Problem requirements →
Output the records. Match them exactly.

Begin Information given

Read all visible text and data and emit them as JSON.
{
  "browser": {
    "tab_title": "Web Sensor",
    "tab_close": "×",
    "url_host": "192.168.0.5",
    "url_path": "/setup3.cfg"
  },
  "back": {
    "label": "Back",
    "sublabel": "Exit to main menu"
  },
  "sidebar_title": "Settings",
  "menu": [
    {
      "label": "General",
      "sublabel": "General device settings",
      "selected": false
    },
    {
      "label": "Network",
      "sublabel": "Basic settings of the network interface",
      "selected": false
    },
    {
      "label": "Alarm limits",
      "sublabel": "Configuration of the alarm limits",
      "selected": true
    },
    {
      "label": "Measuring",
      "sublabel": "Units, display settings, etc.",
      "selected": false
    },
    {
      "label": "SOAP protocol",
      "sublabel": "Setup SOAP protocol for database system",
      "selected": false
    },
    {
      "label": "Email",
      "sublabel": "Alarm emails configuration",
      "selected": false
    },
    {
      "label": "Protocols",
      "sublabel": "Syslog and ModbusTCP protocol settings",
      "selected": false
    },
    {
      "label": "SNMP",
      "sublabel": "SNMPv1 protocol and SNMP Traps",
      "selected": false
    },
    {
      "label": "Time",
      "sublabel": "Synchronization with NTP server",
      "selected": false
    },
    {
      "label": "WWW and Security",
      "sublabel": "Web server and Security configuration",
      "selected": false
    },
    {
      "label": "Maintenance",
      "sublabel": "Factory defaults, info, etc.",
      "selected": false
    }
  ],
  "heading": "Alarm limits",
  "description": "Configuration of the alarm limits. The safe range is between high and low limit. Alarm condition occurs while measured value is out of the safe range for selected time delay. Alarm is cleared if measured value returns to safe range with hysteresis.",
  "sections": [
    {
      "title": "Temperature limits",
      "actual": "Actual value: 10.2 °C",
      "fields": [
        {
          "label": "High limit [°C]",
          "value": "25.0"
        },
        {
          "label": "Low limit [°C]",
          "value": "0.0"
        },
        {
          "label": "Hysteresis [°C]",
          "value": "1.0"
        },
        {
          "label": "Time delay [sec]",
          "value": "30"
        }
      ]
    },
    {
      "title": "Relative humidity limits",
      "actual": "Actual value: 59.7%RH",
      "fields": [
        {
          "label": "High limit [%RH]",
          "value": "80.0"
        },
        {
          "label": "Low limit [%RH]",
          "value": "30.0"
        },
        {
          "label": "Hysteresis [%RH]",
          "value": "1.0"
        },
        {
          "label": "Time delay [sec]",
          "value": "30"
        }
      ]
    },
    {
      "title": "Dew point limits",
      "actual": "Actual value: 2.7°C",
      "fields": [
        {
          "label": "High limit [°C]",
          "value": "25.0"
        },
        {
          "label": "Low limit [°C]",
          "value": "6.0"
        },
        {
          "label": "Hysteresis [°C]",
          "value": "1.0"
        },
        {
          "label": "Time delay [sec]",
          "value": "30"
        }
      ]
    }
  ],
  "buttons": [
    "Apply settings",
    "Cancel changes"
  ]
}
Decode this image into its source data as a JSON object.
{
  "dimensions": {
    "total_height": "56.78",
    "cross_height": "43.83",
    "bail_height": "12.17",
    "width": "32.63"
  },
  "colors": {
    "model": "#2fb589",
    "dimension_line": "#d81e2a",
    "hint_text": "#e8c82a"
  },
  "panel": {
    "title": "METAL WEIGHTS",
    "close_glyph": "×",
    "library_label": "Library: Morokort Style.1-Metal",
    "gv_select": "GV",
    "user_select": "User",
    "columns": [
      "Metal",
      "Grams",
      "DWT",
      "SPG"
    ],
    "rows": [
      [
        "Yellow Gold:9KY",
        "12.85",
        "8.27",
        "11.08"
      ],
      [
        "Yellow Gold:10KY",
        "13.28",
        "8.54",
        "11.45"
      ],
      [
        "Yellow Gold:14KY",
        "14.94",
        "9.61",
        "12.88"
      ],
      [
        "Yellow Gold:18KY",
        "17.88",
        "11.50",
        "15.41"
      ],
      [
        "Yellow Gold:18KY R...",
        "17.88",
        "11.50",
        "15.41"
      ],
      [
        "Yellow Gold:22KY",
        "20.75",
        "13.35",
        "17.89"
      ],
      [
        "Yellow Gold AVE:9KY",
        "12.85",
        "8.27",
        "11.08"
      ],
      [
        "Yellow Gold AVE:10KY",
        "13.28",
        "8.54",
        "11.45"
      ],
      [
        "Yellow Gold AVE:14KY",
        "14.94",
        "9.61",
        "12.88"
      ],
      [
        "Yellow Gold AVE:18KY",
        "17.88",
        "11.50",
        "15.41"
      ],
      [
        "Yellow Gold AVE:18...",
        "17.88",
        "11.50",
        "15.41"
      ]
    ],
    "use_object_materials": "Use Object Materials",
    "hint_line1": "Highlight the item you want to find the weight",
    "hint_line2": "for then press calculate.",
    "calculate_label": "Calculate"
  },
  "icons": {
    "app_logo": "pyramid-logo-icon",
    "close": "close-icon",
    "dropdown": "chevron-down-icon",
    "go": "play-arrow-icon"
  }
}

End Information given

Written solution →
Read all visible text and data and emit them as JSON.
{
  "browser": {
    "tab_title": "Web Sensor",
    "tab_close": "×",
    "url_host": "192.168.0.5",
    "url_path": "/setup3.cfg"
  },
  "back": {
    "label": "Back",
    "sublabel": "Exit to main menu"
  },
  "sidebar_title": "Settings",
  "menu": [
    {
      "label": "General",
      "sublabel": "General device settings",
      "selected": false
    },
    {
      "label": "Network",
      "sublabel": "Basic settings of the network interface",
      "selected": false
    },
    {
      "label": "Alarm limits",
      "sublabel": "Configuration of the alarm limits",
      "selected": true
    },
    {
      "label": "Measuring",
      "sublabel": "Units, display settings, etc.",
      "selected": false
    },
    {
      "label": "SOAP protocol",
      "sublabel": "Setup SOAP protocol for database system",
      "selected": false
    },
    {
      "label": "Email",
      "sublabel": "Alarm emails configuration",
      "selected": false
    },
    {
      "label": "Protocols",
      "sublabel": "Syslog and ModbusTCP protocol settings",
      "selected": false
    },
    {
      "label": "SNMP",
      "sublabel": "SNMPv1 protocol and SNMP Traps",
      "selected": false
    },
    {
      "label": "Time",
      "sublabel": "Synchronization with NTP server",
      "selected": false
    },
    {
      "label": "WWW and Security",
      "sublabel": "Web server and Security configuration",
      "selected": false
    },
    {
      "label": "Maintenance",
      "sublabel": "Factory defaults, info, etc.",
      "selected": false
    }
  ],
  "heading": "Alarm limits",
  "description": "Configuration of the alarm limits. The safe range is between high and low limit. Alarm condition occurs while measured value is out of the safe range for selected time delay. Alarm is cleared if measured value returns to safe range with hysteresis.",
  "sections": [
    {
      "title": "Temperature limits",
      "actual": "Actual value: 10.2 °C",
      "fields": [
        {
          "label": "High limit [°C]",
          "value": "25.0"
        },
        {
          "label": "Low limit [°C]",
          "value": "0.0"
        },
        {
          "label": "Hysteresis [°C]",
          "value": "1.0"
        },
        {
          "label": "Time delay [sec]",
          "value": "30"
        }
      ]
    },
    {
      "title": "Relative humidity limits",
      "actual": "Actual value: 59.7%RH",
      "fields": [
        {
          "label": "High limit [%RH]",
          "value": "80.0"
        },
        {
          "label": "Low limit [%RH]",
          "value": "30.0"
        },
        {
          "label": "Hysteresis [%RH]",
          "value": "1.0"
        },
        {
          "label": "Time delay [sec]",
          "value": "30"
        }
      ]
    },
    {
      "title": "Dew point limits",
      "actual": "Actual value: 2.7°C",
      "fields": [
        {
          "label": "High limit [°C]",
          "value": "25.0"
        },
        {
          "label": "Low limit [°C]",
          "value": "6.0"
        },
        {
          "label": "Hysteresis [°C]",
          "value": "1.0"
        },
        {
          "label": "Time delay [sec]",
          "value": "30"
        }
      ]
    }
  ],
  "buttons": [
    "Apply settings",
    "Cancel changes"
  ]
}
Decode this image into its source data as a JSON object.
{
  "dimensions": {
    "total_height": "56.78",
    "cross_height": "43.83",
    "bail_height": "12.17",
    "width": "32.63"
  },
  "colors": {
    "model": "#2fb589",
    "dimension_line": "#d81e2a",
    "hint_text": "#e8c82a"
  },
  "panel": {
    "title": "METAL WEIGHTS",
    "close_glyph": "×",
    "library_label": "Library: Morokort Style.1-Metal",
    "gv_select": "GV",
    "user_select": "User",
    "columns": [
      "Metal",
      "Grams",
      "DWT",
      "SPG"
    ],
    "rows": [
      [
        "Yellow Gold:9KY",
        "12.85",
        "8.27",
        "11.08"
      ],
      [
        "Yellow Gold:10KY",
        "13.28",
        "8.54",
        "11.45"
      ],
      [
        "Yellow Gold:14KY",
        "14.94",
        "9.61",
        "12.88"
      ],
      [
        "Yellow Gold:18KY",
        "17.88",
        "11.50",
        "15.41"
      ],
      [
        "Yellow Gold:18KY R...",
        "17.88",
        "11.50",
        "15.41"
      ],
      [
        "Yellow Gold:22KY",
        "20.75",
        "13.35",
        "17.89"
      ],
      [
        "Yellow Gold AVE:9KY",
        "12.85",
        "8.27",
        "11.08"
      ],
      [
        "Yellow Gold AVE:10KY",
        "13.28",
        "8.54",
        "11.45"
      ],
      [
        "Yellow Gold AVE:14KY",
        "14.94",
        "9.61",
        "12.88"
      ],
      [
        "Yellow Gold AVE:18KY",
        "17.88",
        "11.50",
        "15.41"
      ],
      [
        "Yellow Gold AVE:18...",
        "17.88",
        "11.50",
        "15.41"
      ]
    ],
    "use_object_materials": "Use Object Materials",
    "hint_line1": "Highlight the item you want to find the weight",
    "hint_line2": "for then press calculate.",
    "calculate_label": "Calculate"
  },
  "icons": {
    "app_logo": "pyramid-logo-icon",
    "close": "close-icon",
    "dropdown": "chevron-down-icon",
    "go": "play-arrow-icon"
  }
}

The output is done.